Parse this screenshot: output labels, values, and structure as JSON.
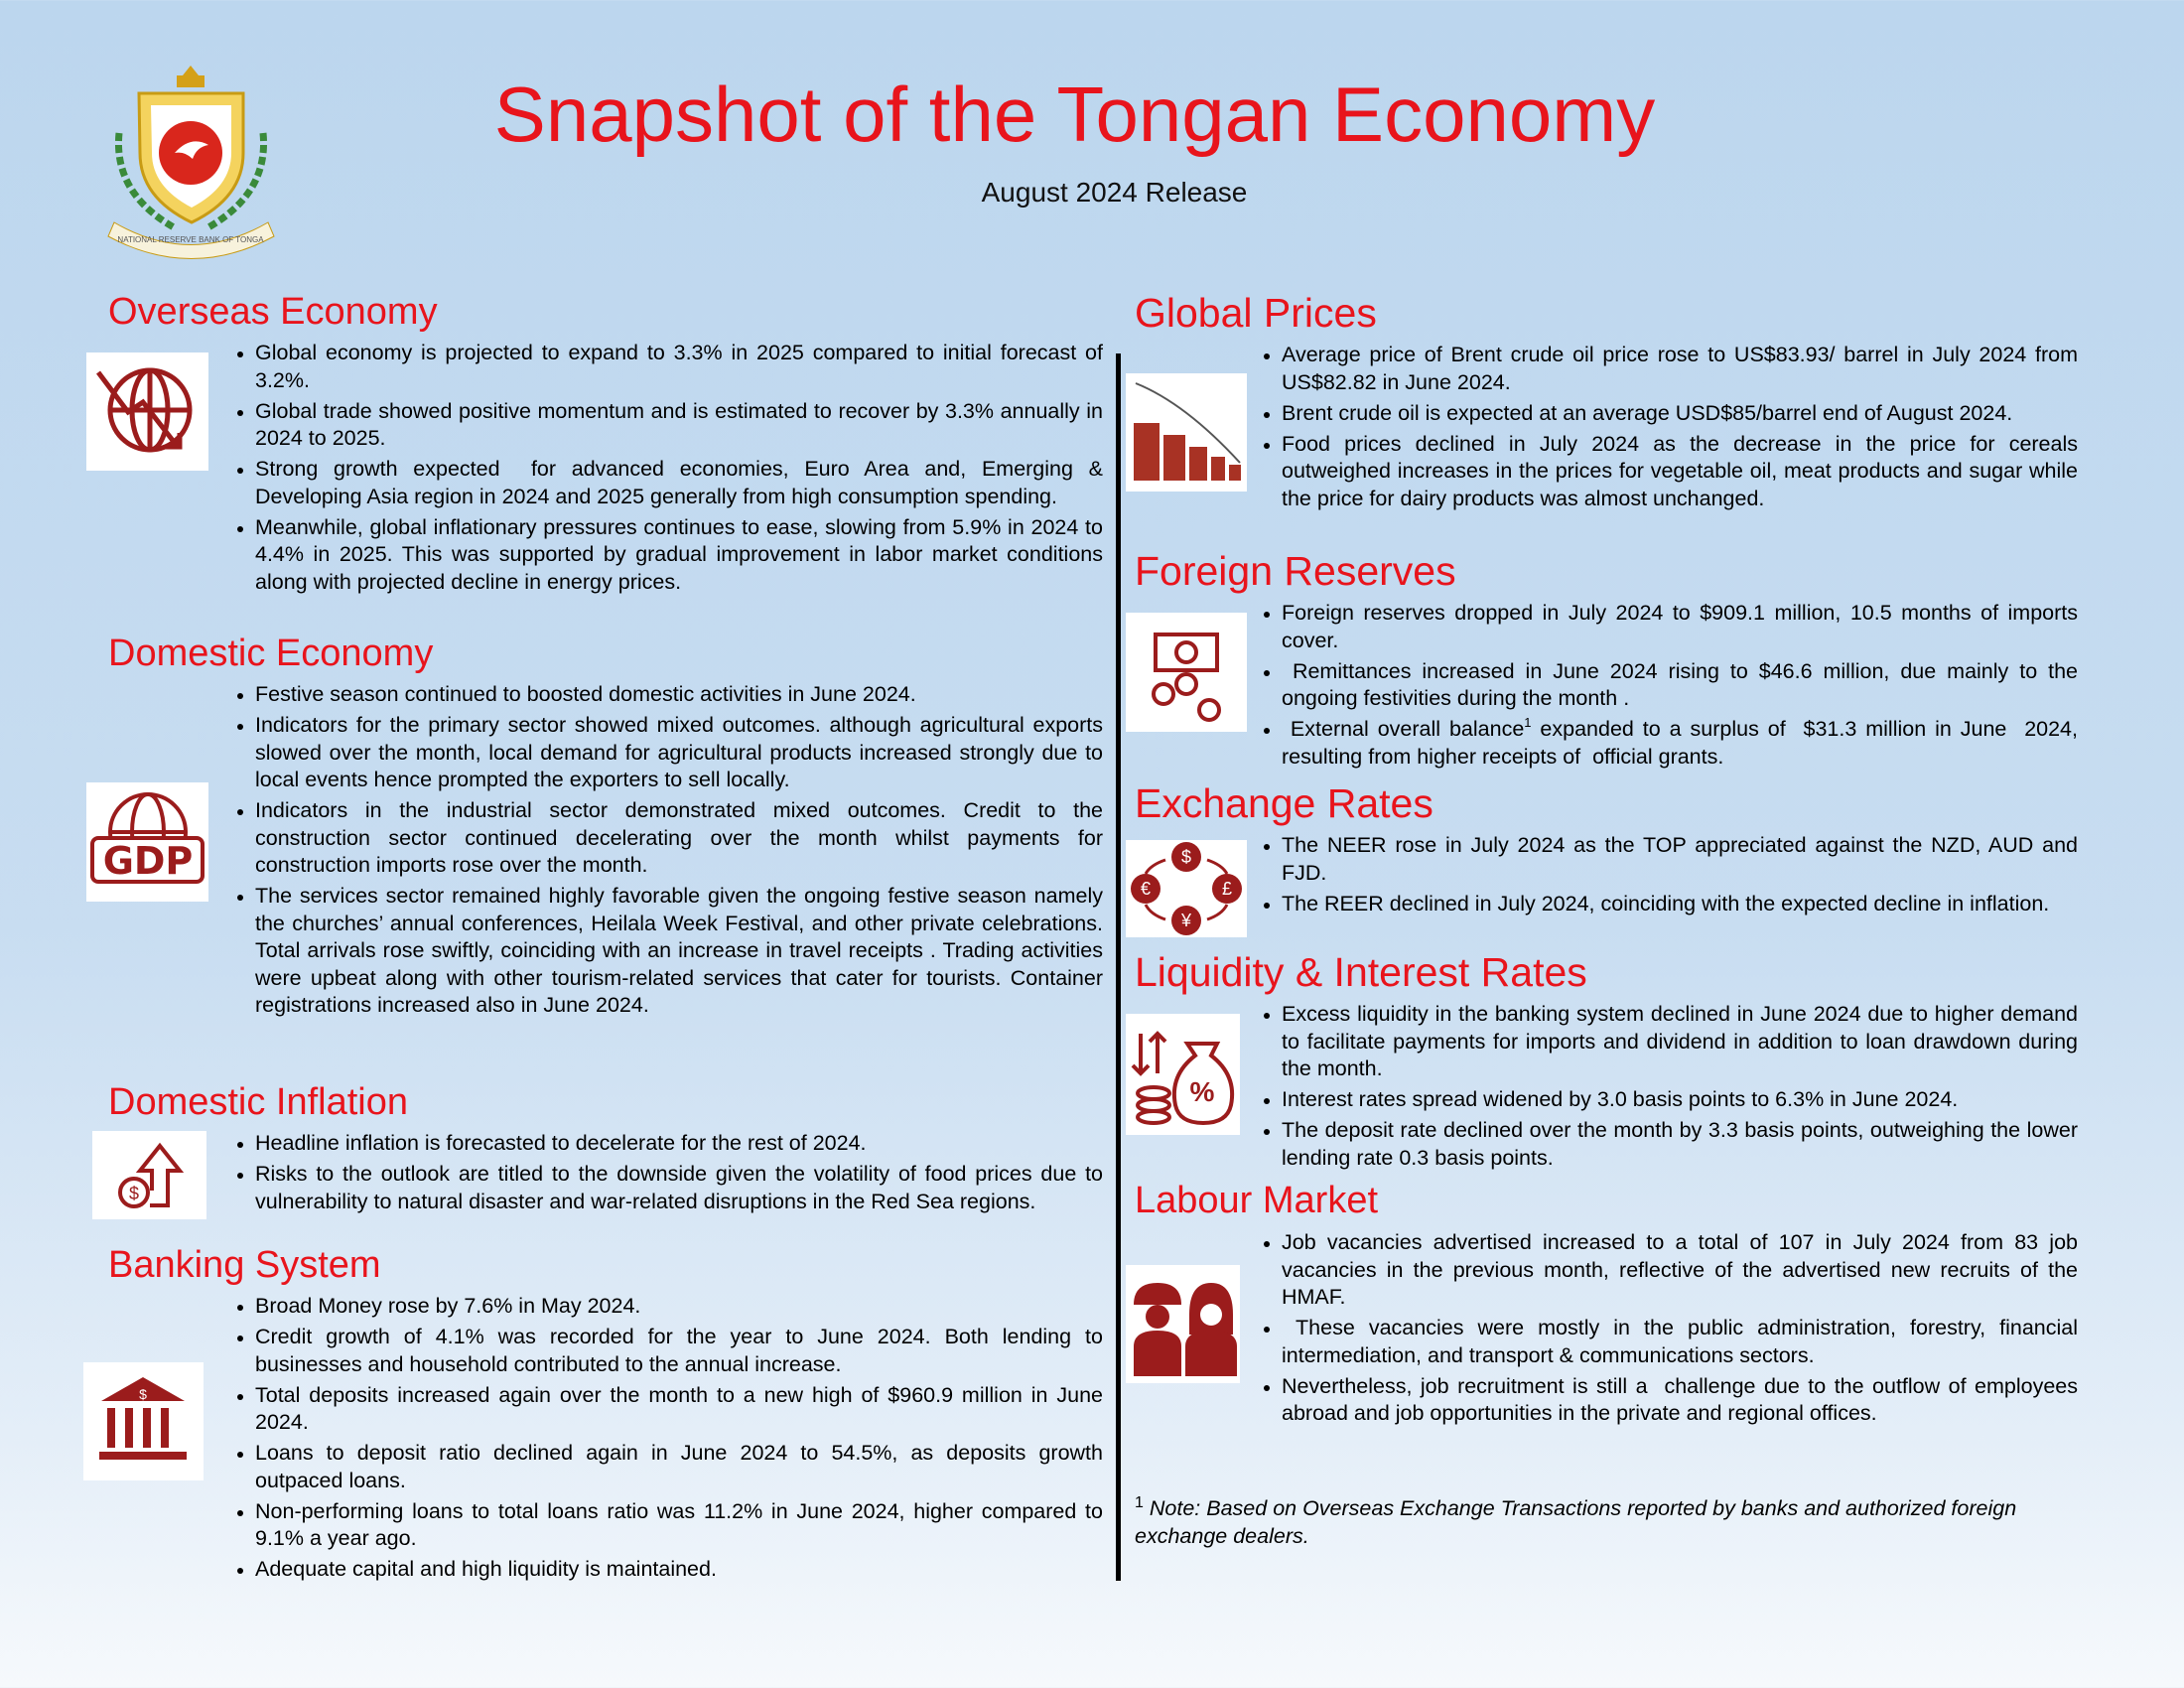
{
  "header": {
    "title": "Snapshot of the Tongan Economy",
    "subtitle": "August 2024 Release",
    "logo_text": "NATIONAL RESERVE BANK OF TONGA"
  },
  "left_column": [
    {
      "heading": "Overseas Economy",
      "bullets": [
        "Global economy is projected to expand to 3.3% in 2025 compared to initial forecast of 3.2%.",
        "Global trade showed positive momentum and is estimated to recover by 3.3% annually in 2024 to 2025.",
        "Strong growth expected  for advanced economies, Euro Area and, Emerging & Developing Asia region in 2024 and 2025 generally from high consumption spending.",
        "Meanwhile, global inflationary pressures continues to ease, slowing from 5.9% in 2024 to 4.4% in 2025. This was supported by gradual improvement in labor market conditions  along with projected decline in energy prices."
      ]
    },
    {
      "heading": "Domestic Economy",
      "bullets": [
        "Festive season continued to boosted domestic activities in June 2024.",
        "Indicators for the primary sector showed mixed outcomes. although agricultural exports slowed over the month, local demand for agricultural products increased strongly due to local events hence prompted the exporters to sell locally.",
        "Indicators in the industrial sector demonstrated mixed outcomes. Credit to the construction sector continued decelerating over the month whilst payments for construction imports rose over the month.",
        "The services sector remained highly favorable given the ongoing festive season namely the churches’ annual conferences, Heilala Week Festival, and other private celebrations. Total arrivals rose swiftly, coinciding with an increase in travel receipts . Trading activities were upbeat along with other tourism-related services that cater for tourists. Container registrations increased also in June 2024."
      ]
    },
    {
      "heading": "Domestic Inflation",
      "bullets": [
        "Headline inflation is forecasted to decelerate for the rest of 2024.",
        "Risks to the outlook are titled to the downside given the volatility of food prices due to vulnerability to natural disaster and war-related disruptions in the Red Sea regions."
      ]
    },
    {
      "heading": "Banking System",
      "bullets": [
        "Broad Money rose by 7.6% in May 2024.",
        "Credit growth of 4.1% was recorded for the year to June 2024. Both lending to businesses and household contributed to the annual increase.",
        "Total deposits increased again over the month to a new high of $960.9 million in June 2024.",
        "Loans to deposit ratio declined again in June 2024 to 54.5%, as deposits growth outpaced loans.",
        "Non-performing loans to total loans ratio was 11.2% in June 2024, higher compared to 9.1% a year ago.",
        "Adequate capital and high liquidity is maintained."
      ]
    }
  ],
  "right_column": [
    {
      "heading": "Global Prices",
      "bullets": [
        "Average price of Brent crude oil price rose to US$83.93/ barrel in July 2024 from US$82.82 in June 2024.",
        "Brent crude oil is expected at an average USD$85/barrel end of August 2024.",
        "Food prices declined in July 2024 as the decrease in the price for cereals outweighed increases in the prices for vegetable oil, meat products and sugar while the price for dairy products was almost unchanged."
      ]
    },
    {
      "heading": "Foreign Reserves",
      "bullets": [
        "Foreign reserves dropped in July 2024 to $909.1 million, 10.5 months of imports cover.",
        " Remittances increased in June 2024 rising to $46.6 million, due mainly to the ongoing festivities during the month .",
        {
          "text": " External overall balance",
          "sup": "1",
          "text_after": " expanded to a surplus of  $31.3 million in June  2024, resulting from higher receipts of  official grants."
        }
      ]
    },
    {
      "heading": "Exchange Rates",
      "bullets": [
        "The NEER rose in July 2024 as the TOP appreciated against the NZD, AUD and FJD.",
        "The REER declined in July 2024, coinciding with the expected decline in inflation."
      ]
    },
    {
      "heading": "Liquidity & Interest Rates",
      "bullets": [
        "Excess liquidity in the banking system declined in June 2024 due to higher demand to facilitate payments for imports and dividend in addition to loan drawdown during the month.",
        "Interest rates spread widened by 3.0 basis points to 6.3% in June 2024.",
        "The deposit rate declined over the month by 3.3 basis points, outweighing the lower lending rate 0.3 basis points."
      ]
    },
    {
      "heading": "Labour Market",
      "bullets": [
        "Job vacancies advertised increased to a total of 107 in July 2024 from 83 job vacancies in the previous month, reflective of the advertised new recruits of the HMAF.",
        " These vacancies were mostly in the public administration, forestry, financial intermediation, and transport & communications sectors.",
        "Nevertheless, job recruitment is still a  challenge due to the outflow of employees abroad and job opportunities in the private and regional offices."
      ]
    }
  ],
  "footnote": {
    "marker": "1",
    "text": "Note: Based on Overseas Exchange Transactions reported by banks and authorized foreign exchange dealers."
  }
}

☆ ☆ ☆ ☆ ☆ ☆ ☆

- [SHORT TASK]
Extract all lines from the material above that include the word "barrel".

- [RESULT]
        "Average price of Brent crude oil price rose to US$83.93/ barrel in July 2024 from US$82.82 in June 2024.",
        "Brent crude oil is expected at an average USD$85/barrel end of August 2024.",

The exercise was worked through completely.